-- GIVEN RECORDS start --
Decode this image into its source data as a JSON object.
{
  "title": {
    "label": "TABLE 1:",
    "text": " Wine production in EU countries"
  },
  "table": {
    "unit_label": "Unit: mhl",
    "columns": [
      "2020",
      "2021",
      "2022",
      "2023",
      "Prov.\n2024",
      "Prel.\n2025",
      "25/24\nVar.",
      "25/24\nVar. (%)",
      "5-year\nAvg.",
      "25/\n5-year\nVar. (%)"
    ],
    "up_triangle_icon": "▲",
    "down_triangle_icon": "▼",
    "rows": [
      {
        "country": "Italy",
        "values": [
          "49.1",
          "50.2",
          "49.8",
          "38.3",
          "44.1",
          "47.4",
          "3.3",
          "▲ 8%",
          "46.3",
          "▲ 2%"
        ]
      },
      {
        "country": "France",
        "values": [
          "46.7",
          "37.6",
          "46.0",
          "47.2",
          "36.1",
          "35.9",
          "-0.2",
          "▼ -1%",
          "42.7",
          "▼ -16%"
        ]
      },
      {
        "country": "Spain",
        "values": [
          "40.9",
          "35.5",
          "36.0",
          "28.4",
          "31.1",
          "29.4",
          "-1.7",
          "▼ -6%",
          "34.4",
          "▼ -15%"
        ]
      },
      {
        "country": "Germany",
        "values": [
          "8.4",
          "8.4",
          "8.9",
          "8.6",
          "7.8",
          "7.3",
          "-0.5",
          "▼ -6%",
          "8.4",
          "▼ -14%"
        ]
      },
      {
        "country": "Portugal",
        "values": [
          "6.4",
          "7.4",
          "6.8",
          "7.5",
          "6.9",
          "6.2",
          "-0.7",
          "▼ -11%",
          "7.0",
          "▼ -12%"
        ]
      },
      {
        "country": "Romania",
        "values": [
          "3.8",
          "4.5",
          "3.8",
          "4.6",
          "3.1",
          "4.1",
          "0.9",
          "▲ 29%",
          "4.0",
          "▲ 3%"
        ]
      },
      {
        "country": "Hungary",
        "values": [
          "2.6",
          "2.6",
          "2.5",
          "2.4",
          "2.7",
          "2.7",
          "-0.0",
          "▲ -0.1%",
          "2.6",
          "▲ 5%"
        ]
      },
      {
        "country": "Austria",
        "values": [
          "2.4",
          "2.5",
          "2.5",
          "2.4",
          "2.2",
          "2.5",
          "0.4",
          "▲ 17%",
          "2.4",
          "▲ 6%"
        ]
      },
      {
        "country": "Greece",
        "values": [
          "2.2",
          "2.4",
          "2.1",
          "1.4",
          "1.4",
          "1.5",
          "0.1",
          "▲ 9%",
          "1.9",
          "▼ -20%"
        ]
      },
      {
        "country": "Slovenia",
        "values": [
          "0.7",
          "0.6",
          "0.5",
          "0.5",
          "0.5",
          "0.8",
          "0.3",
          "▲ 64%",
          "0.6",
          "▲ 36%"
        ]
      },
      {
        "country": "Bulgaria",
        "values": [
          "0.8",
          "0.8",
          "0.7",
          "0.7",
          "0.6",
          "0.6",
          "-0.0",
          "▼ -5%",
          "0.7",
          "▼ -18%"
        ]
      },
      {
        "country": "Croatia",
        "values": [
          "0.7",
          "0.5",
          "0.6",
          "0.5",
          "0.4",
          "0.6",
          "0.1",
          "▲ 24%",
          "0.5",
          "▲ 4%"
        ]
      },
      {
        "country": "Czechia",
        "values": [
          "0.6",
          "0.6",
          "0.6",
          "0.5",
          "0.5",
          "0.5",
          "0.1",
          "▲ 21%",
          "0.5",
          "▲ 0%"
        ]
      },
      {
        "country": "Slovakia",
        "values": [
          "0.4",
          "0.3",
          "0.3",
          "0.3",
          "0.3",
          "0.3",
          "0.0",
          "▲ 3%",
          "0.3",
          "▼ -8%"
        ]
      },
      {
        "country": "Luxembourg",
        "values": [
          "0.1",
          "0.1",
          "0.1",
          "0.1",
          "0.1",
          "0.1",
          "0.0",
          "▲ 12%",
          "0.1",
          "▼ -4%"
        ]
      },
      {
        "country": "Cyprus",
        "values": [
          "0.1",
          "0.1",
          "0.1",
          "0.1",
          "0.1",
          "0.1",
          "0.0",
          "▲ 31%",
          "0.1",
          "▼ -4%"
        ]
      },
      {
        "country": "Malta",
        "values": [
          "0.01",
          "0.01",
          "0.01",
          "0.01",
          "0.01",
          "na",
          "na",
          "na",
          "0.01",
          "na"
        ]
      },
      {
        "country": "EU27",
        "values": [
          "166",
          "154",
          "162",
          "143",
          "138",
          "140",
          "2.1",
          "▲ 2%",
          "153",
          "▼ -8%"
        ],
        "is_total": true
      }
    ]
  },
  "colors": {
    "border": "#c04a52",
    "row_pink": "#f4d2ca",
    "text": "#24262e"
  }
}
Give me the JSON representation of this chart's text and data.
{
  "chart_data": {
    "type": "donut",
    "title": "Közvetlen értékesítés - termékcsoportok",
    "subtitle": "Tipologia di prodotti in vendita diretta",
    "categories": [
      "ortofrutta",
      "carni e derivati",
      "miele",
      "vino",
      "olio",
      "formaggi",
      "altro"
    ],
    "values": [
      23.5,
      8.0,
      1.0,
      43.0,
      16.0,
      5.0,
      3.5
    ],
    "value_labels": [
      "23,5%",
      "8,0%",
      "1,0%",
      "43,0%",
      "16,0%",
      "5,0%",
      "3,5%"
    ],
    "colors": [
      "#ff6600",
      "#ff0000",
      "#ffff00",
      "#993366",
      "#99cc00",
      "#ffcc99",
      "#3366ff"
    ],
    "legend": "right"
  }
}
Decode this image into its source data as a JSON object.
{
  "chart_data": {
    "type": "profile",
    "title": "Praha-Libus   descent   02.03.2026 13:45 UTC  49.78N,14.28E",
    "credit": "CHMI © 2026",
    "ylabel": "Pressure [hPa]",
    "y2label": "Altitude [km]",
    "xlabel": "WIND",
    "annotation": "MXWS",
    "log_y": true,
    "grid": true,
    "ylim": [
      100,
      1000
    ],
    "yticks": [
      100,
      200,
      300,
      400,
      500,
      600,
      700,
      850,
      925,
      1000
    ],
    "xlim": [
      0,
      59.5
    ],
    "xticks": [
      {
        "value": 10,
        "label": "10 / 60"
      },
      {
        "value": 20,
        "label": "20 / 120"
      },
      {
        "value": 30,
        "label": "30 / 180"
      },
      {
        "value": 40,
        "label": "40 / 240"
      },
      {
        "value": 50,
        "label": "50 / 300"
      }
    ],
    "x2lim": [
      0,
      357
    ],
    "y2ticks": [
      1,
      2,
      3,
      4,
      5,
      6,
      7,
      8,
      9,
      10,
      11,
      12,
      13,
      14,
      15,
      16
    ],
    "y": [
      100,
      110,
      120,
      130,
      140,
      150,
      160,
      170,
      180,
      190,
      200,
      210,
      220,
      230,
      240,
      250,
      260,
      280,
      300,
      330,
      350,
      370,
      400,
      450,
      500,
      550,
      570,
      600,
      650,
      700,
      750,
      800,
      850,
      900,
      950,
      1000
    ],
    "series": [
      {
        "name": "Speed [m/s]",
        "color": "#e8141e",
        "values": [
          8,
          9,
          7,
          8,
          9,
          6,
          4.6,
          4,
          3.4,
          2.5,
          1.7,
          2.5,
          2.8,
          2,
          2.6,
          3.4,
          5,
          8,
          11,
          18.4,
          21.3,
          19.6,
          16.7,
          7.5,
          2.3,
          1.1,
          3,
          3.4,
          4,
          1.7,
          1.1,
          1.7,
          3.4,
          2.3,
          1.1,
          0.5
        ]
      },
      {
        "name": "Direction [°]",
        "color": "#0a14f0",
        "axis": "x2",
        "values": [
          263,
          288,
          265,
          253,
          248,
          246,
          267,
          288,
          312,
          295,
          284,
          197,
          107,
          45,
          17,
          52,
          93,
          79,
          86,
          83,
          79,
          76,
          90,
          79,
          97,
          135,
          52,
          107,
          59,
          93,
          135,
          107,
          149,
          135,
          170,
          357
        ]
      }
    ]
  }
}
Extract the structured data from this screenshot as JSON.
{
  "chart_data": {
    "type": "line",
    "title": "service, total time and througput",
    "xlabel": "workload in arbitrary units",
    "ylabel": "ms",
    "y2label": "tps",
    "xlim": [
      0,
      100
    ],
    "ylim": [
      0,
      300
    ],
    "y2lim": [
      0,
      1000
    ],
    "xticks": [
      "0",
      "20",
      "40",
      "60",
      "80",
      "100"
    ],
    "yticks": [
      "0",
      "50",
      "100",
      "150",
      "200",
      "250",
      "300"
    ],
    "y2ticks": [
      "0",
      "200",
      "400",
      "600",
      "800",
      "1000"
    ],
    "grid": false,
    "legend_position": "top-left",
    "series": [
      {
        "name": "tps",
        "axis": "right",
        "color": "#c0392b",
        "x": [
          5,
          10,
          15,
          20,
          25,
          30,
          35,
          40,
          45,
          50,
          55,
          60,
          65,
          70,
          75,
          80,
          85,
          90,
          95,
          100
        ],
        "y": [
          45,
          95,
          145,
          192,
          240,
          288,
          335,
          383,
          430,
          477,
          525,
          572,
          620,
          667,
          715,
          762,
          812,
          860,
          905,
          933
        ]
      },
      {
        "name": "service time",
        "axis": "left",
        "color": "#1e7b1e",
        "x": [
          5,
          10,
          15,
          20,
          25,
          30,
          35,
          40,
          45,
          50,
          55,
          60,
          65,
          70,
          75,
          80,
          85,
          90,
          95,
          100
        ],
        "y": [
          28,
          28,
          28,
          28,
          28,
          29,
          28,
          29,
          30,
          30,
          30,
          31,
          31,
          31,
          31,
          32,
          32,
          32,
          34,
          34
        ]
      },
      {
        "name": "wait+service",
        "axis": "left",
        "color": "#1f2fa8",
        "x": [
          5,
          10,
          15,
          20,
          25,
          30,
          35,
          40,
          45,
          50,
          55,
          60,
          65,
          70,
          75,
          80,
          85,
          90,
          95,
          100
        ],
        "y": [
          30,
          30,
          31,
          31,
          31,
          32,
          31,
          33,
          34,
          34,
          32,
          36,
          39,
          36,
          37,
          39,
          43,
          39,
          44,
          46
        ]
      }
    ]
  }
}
-- GIVEN RECORDS end --
WORK TO DO -> Pull out every line holding "service" from the records above, and copy it.

TASK RESPONSE ->
    "title": "service, total time and througput",
        "name": "service time",
        "name": "wait+service",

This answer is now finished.